TASK DETAILS:
Search the records for the word "relevant" and pick out every line that has it.
>>>>>
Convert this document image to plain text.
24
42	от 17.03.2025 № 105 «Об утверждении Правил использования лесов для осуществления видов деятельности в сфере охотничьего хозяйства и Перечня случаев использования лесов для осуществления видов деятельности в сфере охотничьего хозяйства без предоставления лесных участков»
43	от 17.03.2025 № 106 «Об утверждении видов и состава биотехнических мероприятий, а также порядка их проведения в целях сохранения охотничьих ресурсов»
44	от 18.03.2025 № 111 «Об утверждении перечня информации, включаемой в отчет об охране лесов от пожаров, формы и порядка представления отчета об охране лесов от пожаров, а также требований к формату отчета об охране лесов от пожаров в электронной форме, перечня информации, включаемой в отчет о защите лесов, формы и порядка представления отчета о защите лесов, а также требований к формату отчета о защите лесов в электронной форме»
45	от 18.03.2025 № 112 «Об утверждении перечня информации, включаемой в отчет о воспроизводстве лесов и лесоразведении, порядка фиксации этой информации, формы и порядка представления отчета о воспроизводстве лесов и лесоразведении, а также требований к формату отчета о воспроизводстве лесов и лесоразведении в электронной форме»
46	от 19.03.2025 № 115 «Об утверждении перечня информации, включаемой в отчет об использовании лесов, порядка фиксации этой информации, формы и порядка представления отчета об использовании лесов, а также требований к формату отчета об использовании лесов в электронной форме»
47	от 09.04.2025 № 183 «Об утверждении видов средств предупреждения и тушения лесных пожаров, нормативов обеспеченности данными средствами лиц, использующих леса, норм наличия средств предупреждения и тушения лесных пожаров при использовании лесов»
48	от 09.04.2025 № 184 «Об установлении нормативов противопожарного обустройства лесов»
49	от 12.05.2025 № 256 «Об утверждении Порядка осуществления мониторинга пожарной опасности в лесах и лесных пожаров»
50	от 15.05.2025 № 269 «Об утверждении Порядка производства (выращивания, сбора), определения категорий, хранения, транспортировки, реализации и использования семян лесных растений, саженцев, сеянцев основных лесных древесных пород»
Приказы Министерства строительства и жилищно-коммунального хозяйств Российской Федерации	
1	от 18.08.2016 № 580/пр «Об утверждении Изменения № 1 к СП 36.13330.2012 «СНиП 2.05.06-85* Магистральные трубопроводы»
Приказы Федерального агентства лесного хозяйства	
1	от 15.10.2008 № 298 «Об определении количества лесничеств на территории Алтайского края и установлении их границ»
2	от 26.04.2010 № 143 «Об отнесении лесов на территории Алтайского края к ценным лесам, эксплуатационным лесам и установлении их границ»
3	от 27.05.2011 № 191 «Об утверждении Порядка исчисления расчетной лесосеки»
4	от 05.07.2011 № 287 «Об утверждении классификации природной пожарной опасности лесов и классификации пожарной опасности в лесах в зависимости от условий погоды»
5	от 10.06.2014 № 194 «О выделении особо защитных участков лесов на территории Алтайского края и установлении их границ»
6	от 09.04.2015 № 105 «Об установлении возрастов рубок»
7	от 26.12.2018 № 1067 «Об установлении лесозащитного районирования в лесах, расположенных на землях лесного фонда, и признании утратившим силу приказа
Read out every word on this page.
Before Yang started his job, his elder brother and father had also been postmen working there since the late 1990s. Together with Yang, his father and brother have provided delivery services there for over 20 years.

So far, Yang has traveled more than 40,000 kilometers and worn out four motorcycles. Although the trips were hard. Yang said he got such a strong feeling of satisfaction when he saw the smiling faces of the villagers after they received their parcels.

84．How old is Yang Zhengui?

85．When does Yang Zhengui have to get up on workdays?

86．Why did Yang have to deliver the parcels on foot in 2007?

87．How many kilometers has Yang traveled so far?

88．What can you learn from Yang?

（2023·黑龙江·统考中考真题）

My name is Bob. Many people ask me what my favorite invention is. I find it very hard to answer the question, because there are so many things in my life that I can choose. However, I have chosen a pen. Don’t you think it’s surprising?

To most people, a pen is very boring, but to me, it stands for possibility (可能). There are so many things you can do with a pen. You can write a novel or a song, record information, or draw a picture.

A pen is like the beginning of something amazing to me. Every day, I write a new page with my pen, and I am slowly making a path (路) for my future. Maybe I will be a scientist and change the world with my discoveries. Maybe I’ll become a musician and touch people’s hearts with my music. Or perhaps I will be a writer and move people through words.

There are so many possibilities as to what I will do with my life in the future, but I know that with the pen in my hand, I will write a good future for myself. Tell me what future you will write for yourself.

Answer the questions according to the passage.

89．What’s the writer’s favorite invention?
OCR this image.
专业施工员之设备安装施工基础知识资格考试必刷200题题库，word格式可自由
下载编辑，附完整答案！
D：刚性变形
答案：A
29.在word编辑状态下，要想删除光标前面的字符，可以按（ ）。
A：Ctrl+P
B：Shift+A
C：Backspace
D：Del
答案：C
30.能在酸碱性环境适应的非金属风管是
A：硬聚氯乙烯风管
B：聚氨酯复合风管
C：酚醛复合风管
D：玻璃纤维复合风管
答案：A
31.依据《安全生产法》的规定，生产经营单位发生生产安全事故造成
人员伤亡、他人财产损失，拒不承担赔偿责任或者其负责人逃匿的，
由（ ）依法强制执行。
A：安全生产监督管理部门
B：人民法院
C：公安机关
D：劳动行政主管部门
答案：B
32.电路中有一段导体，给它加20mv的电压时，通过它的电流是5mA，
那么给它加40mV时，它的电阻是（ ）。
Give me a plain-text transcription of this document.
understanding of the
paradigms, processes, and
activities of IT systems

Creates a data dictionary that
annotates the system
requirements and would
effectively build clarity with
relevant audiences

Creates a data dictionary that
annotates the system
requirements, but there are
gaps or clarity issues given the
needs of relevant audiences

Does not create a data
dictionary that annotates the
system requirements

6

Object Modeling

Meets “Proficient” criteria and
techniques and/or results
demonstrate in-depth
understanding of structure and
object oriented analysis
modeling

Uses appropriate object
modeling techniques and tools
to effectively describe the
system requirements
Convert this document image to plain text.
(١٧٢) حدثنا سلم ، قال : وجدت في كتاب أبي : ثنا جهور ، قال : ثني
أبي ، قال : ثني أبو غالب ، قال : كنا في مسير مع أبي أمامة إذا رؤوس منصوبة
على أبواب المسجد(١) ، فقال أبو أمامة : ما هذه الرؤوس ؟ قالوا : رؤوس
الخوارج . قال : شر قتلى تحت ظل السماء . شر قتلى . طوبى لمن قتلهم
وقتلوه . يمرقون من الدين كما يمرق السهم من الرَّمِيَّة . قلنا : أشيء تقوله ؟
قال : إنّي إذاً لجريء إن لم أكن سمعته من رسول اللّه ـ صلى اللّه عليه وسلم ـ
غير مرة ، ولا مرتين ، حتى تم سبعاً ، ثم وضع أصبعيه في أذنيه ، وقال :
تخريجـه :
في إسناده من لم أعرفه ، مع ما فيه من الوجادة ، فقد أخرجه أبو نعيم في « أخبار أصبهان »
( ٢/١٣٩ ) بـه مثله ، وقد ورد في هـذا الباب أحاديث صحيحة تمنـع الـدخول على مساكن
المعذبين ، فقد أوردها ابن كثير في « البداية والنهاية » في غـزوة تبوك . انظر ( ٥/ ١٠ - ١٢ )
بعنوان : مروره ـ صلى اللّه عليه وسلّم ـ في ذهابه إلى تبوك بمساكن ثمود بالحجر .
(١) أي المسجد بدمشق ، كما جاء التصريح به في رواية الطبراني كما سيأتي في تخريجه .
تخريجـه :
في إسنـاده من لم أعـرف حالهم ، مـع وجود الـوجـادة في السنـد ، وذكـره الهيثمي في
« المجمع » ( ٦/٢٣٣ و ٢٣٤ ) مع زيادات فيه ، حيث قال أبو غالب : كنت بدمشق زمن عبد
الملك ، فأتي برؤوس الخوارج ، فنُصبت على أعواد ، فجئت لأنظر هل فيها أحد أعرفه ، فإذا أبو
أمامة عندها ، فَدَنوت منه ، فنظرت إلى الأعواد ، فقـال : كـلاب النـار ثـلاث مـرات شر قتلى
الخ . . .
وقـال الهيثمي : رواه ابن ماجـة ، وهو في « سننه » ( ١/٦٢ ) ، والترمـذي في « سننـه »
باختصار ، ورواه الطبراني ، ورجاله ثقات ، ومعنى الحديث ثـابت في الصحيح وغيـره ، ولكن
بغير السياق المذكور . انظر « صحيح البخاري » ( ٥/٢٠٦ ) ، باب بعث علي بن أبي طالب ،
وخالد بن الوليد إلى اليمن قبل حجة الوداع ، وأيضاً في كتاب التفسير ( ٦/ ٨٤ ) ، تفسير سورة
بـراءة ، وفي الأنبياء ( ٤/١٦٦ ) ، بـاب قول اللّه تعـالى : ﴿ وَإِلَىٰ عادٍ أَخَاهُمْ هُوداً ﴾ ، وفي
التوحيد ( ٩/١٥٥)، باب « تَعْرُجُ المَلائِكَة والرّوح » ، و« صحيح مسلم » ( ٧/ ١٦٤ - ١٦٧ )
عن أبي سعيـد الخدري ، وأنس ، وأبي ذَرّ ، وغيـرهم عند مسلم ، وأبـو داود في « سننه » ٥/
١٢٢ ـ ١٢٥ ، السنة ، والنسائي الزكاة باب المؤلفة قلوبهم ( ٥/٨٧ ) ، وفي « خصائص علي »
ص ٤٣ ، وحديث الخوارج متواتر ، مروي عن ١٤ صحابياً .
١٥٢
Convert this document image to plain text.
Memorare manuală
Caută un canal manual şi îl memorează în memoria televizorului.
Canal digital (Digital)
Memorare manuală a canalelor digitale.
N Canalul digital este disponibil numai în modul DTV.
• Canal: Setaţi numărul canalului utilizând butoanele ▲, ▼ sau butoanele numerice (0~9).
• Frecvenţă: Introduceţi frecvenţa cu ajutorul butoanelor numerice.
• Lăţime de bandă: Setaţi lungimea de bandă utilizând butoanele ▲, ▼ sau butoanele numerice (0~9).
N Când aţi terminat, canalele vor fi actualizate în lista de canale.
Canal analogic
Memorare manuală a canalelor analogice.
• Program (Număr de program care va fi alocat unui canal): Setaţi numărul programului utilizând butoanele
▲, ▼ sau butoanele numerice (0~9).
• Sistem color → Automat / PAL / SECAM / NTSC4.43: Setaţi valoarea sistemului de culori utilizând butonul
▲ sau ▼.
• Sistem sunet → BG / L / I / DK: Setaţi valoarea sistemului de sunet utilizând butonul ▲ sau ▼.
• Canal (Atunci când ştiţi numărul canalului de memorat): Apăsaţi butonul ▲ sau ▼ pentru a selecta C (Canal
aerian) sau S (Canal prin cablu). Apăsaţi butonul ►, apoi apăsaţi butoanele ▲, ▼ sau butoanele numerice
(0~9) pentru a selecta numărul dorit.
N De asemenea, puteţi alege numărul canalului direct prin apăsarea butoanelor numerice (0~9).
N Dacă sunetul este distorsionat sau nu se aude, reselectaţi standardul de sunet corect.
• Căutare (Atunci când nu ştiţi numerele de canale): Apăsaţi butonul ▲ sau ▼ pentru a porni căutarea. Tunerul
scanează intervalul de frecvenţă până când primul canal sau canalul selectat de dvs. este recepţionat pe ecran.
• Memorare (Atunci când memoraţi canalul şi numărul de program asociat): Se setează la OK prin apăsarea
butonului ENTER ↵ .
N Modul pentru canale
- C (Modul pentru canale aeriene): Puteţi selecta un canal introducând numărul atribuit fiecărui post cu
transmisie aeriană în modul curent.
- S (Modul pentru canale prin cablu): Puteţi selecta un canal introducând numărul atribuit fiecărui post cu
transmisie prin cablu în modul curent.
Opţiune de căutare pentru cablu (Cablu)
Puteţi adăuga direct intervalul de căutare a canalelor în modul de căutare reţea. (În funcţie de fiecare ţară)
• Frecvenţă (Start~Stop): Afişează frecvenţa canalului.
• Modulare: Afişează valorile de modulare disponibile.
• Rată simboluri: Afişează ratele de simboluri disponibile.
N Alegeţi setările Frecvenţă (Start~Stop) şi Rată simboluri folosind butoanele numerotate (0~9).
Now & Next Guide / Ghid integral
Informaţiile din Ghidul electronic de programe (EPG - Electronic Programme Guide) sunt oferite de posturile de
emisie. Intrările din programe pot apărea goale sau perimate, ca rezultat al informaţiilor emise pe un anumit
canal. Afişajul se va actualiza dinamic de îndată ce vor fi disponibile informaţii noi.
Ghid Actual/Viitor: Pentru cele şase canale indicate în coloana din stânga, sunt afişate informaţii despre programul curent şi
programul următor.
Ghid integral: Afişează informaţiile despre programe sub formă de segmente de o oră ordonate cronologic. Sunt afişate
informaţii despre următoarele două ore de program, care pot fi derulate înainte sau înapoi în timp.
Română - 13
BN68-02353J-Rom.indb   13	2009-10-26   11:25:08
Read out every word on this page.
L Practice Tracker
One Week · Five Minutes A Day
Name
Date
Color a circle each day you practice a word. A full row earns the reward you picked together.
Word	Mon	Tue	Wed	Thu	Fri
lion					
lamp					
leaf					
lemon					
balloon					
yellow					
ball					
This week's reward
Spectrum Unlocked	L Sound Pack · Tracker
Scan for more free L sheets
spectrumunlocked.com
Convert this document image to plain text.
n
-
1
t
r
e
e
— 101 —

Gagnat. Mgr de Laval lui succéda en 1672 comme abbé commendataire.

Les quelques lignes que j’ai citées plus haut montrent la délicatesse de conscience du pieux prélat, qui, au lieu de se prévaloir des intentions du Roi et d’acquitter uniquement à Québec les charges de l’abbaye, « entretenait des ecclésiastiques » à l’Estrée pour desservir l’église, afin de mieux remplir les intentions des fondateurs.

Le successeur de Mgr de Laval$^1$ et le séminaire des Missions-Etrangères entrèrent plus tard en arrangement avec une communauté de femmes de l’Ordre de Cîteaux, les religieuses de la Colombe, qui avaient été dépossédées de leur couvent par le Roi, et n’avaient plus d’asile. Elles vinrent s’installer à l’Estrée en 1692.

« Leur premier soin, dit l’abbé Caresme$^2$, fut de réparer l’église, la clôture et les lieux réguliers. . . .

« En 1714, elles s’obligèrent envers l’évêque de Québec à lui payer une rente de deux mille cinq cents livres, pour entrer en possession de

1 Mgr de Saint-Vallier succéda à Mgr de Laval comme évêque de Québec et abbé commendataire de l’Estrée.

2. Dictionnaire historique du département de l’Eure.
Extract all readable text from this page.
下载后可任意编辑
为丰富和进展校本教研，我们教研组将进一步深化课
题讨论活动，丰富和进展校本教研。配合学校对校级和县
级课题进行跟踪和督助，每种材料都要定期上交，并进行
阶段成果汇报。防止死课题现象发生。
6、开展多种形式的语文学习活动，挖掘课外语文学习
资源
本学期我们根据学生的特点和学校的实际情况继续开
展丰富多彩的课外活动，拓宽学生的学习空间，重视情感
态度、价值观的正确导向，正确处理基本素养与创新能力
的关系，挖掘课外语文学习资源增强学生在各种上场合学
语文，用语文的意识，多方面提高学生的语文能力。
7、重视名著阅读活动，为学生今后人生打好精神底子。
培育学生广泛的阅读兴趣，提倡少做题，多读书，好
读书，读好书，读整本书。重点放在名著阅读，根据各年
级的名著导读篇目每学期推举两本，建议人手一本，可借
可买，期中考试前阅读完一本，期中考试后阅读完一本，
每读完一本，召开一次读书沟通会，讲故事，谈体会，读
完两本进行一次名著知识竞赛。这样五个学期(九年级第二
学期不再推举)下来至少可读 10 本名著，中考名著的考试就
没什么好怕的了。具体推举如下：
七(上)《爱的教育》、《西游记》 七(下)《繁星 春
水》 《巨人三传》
<<<<<
OUTPUT OF THE TASK:
relevant audiences
needs of relevant audiences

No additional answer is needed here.